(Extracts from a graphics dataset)
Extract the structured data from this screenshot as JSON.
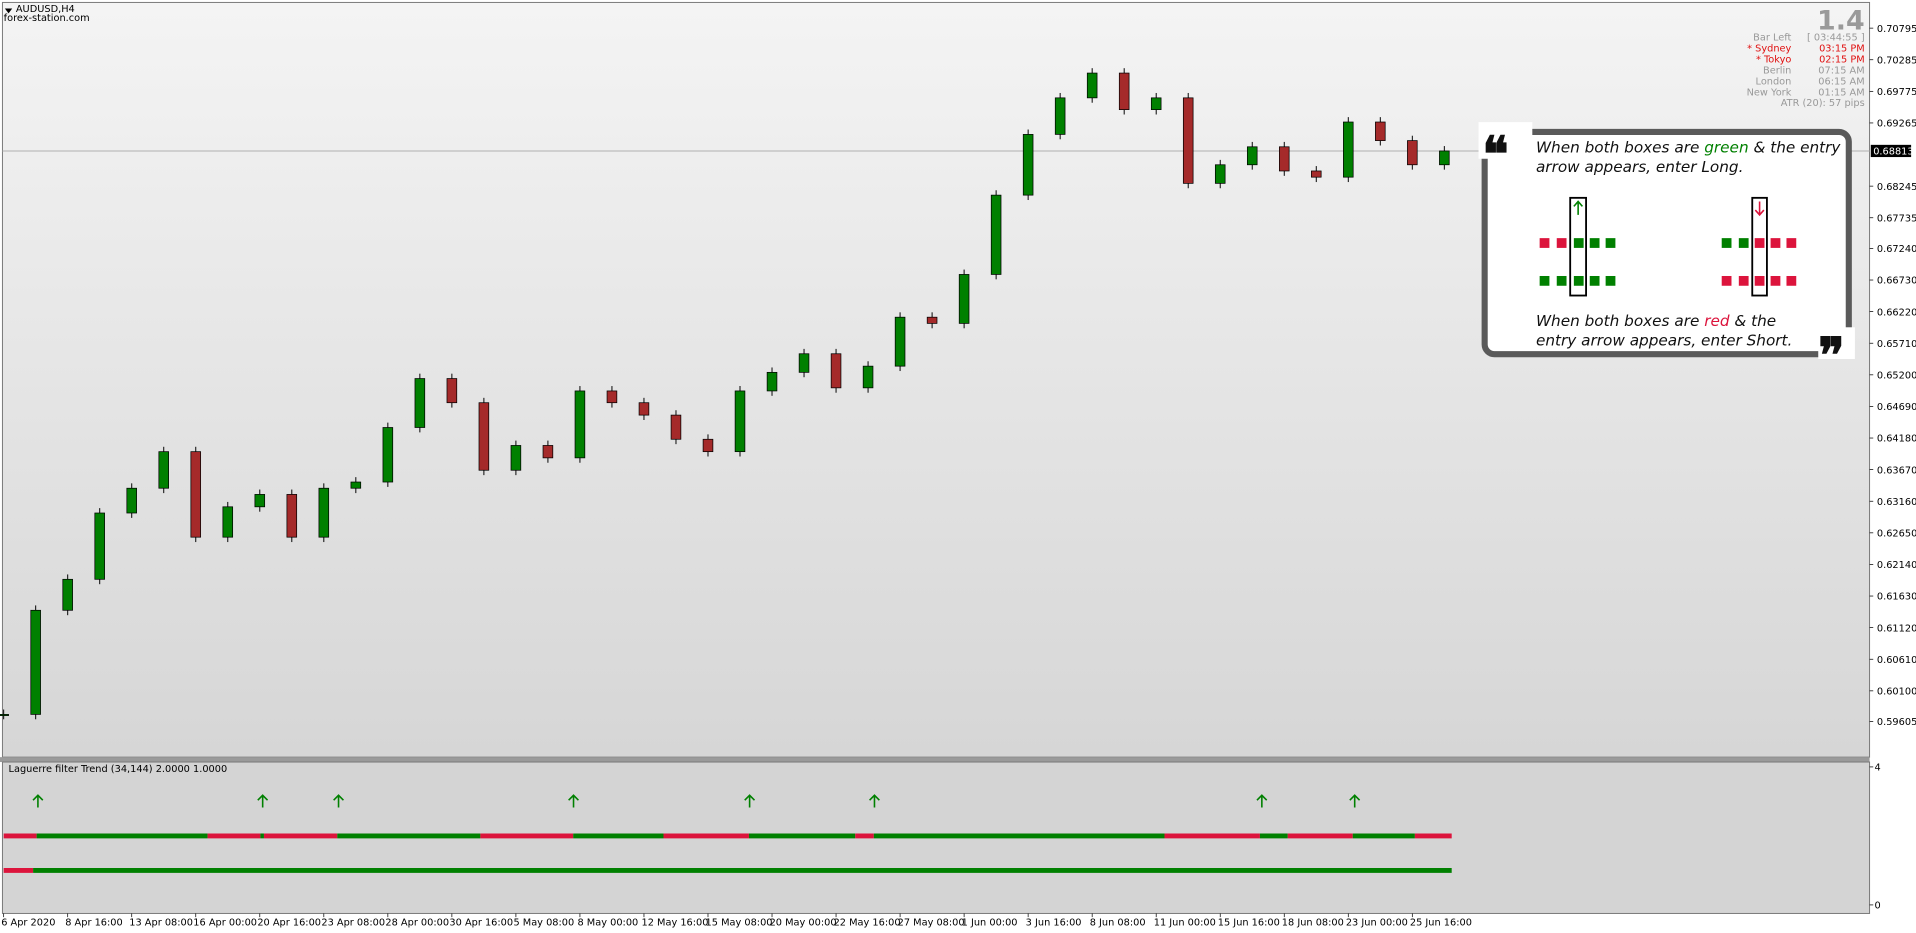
{
  "header": {
    "symbol": "AUDUSD,H4",
    "site": "forex-station.com"
  },
  "info_panel": {
    "version": "1.4",
    "rows": [
      {
        "name": "Bar Left",
        "time": "[ 03:44:55 ]",
        "color": "#999999"
      },
      {
        "name": "* Sydney",
        "time": "03:15 PM",
        "color": "#e01010"
      },
      {
        "name": "* Tokyo",
        "time": "02:15 PM",
        "color": "#e01010"
      },
      {
        "name": "Berlin",
        "time": "07:15 AM",
        "color": "#999999"
      },
      {
        "name": "London",
        "time": "06:15 AM",
        "color": "#999999"
      },
      {
        "name": "New York",
        "time": "01:15 AM",
        "color": "#999999"
      }
    ],
    "atr": "ATR (20): 57 pips"
  },
  "annotation": {
    "long": [
      [
        "When both boxes are ",
        "green",
        " & the entry"
      ],
      [
        "arrow appears, enter Long."
      ]
    ],
    "short": [
      [
        "When both boxes are ",
        "red",
        " & the"
      ],
      [
        "entry arrow appears, enter Short."
      ]
    ]
  },
  "chart_data": [
    {
      "type": "candlestick",
      "categories": [
        "6 Apr 2020",
        null,
        "8 Apr 16:00",
        null,
        "13 Apr 08:00",
        null,
        "16 Apr 00:00",
        null,
        "20 Apr 16:00",
        null,
        "23 Apr 08:00",
        null,
        "28 Apr 00:00",
        null,
        "30 Apr 16:00",
        null,
        "5 May 08:00",
        null,
        "8 May 00:00",
        null,
        "12 May 16:00",
        null,
        "15 May 08:00",
        null,
        "20 May 00:00",
        null,
        "22 May 16:00",
        null,
        "27 May 08:00",
        null,
        "1 Jun 00:00",
        null,
        "3 Jun 16:00",
        null,
        "8 Jun 08:00",
        null,
        "11 Jun 00:00",
        null,
        "15 Jun 16:00",
        null,
        "18 Jun 08:00",
        null,
        "23 Jun 00:00",
        null,
        "25 Jun 16:00",
        null
      ],
      "values": [
        0.5972,
        0.614,
        0.619,
        0.6297,
        0.6337,
        0.6396,
        0.6258,
        0.6307,
        0.6327,
        0.6258,
        0.6337,
        0.6347,
        0.6435,
        0.6514,
        0.6475,
        0.6366,
        0.6406,
        0.6386,
        0.6494,
        0.6475,
        0.6455,
        0.6416,
        0.6396,
        0.6494,
        0.6524,
        0.6554,
        0.6499,
        0.6534,
        0.6613,
        0.6603,
        0.6682,
        0.681,
        0.6908,
        0.6967,
        0.7007,
        0.6948,
        0.6967,
        0.6829,
        0.6859,
        0.6888,
        0.6849,
        0.6839,
        0.6928,
        0.6898,
        0.6859,
        0.68813
      ],
      "up_color": "#008000",
      "down_color": "#a52a2a",
      "ylim": [
        0.5903,
        0.7119
      ],
      "yticks": [
        0.70795,
        0.70285,
        0.69775,
        0.69265,
        0.68245,
        0.67735,
        {
          "value": 0.6724,
          "label": "0.67240"
        },
        {
          "value": 0.6673,
          "label": "0.66730"
        },
        {
          "value": 0.6622,
          "label": "0.66220"
        },
        {
          "value": 0.6571,
          "label": "0.65710"
        },
        {
          "value": 0.652,
          "label": "0.65200"
        },
        {
          "value": 0.6469,
          "label": "0.64690"
        },
        {
          "value": 0.6418,
          "label": "0.64180"
        },
        {
          "value": 0.6367,
          "label": "0.63670"
        },
        {
          "value": 0.6316,
          "label": "0.63160"
        },
        {
          "value": 0.6265,
          "label": "0.62650"
        },
        {
          "value": 0.6214,
          "label": "0.62140"
        },
        {
          "value": 0.6163,
          "label": "0.61630"
        },
        {
          "value": 0.6112,
          "label": "0.61120"
        },
        {
          "value": 0.6061,
          "label": "0.60610"
        },
        {
          "value": 0.601,
          "label": "0.60100"
        },
        0.59605
      ],
      "current_price": 0.68813
    },
    {
      "type": "indicator",
      "title": "Laguerre filter Trend (34,144) 2.0000 1.0000",
      "ylim": [
        0,
        4
      ],
      "yticks": [
        4,
        0
      ],
      "arrows": {
        "x": [
          1.07,
          8.09,
          10.46,
          17.8,
          23.3,
          27.2,
          39.3,
          42.2
        ],
        "values": [
          3,
          3,
          3,
          3,
          3,
          3,
          3,
          3
        ],
        "color": "#008000"
      },
      "lines": [
        {
          "level": 2,
          "segments": [
            {
              "from": 0,
              "to": 1.03,
              "color": "#dc143c"
            },
            {
              "from": 1.03,
              "to": 6.37,
              "color": "#008000"
            },
            {
              "from": 6.37,
              "to": 8.02,
              "color": "#dc143c"
            },
            {
              "from": 8.02,
              "to": 8.13,
              "color": "#008000"
            },
            {
              "from": 8.13,
              "to": 10.42,
              "color": "#dc143c"
            },
            {
              "from": 10.42,
              "to": 14.89,
              "color": "#008000"
            },
            {
              "from": 14.89,
              "to": 17.79,
              "color": "#dc143c"
            },
            {
              "from": 17.79,
              "to": 20.61,
              "color": "#008000"
            },
            {
              "from": 20.61,
              "to": 23.28,
              "color": "#dc143c"
            },
            {
              "from": 23.28,
              "to": 26.6,
              "color": "#008000"
            },
            {
              "from": 26.6,
              "to": 27.18,
              "color": "#dc143c"
            },
            {
              "from": 27.18,
              "to": 36.26,
              "color": "#008000"
            },
            {
              "from": 36.26,
              "to": 39.24,
              "color": "#dc143c"
            },
            {
              "from": 39.24,
              "to": 40.11,
              "color": "#008000"
            },
            {
              "from": 40.11,
              "to": 42.14,
              "color": "#dc143c"
            },
            {
              "from": 42.14,
              "to": 44.08,
              "color": "#008000"
            },
            {
              "from": 44.08,
              "to": 45.23,
              "color": "#dc143c"
            }
          ]
        },
        {
          "level": 1,
          "segments": [
            {
              "from": 0,
              "to": 0.92,
              "color": "#dc143c"
            },
            {
              "from": 0.92,
              "to": 45.23,
              "color": "#008000"
            }
          ]
        }
      ]
    }
  ]
}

* [EXERCISE REQUIREMENTS]:
Check each line of the data above for the string "enter" and report only how many lines have it.

* [RESULT FOR THIS TASK]:
2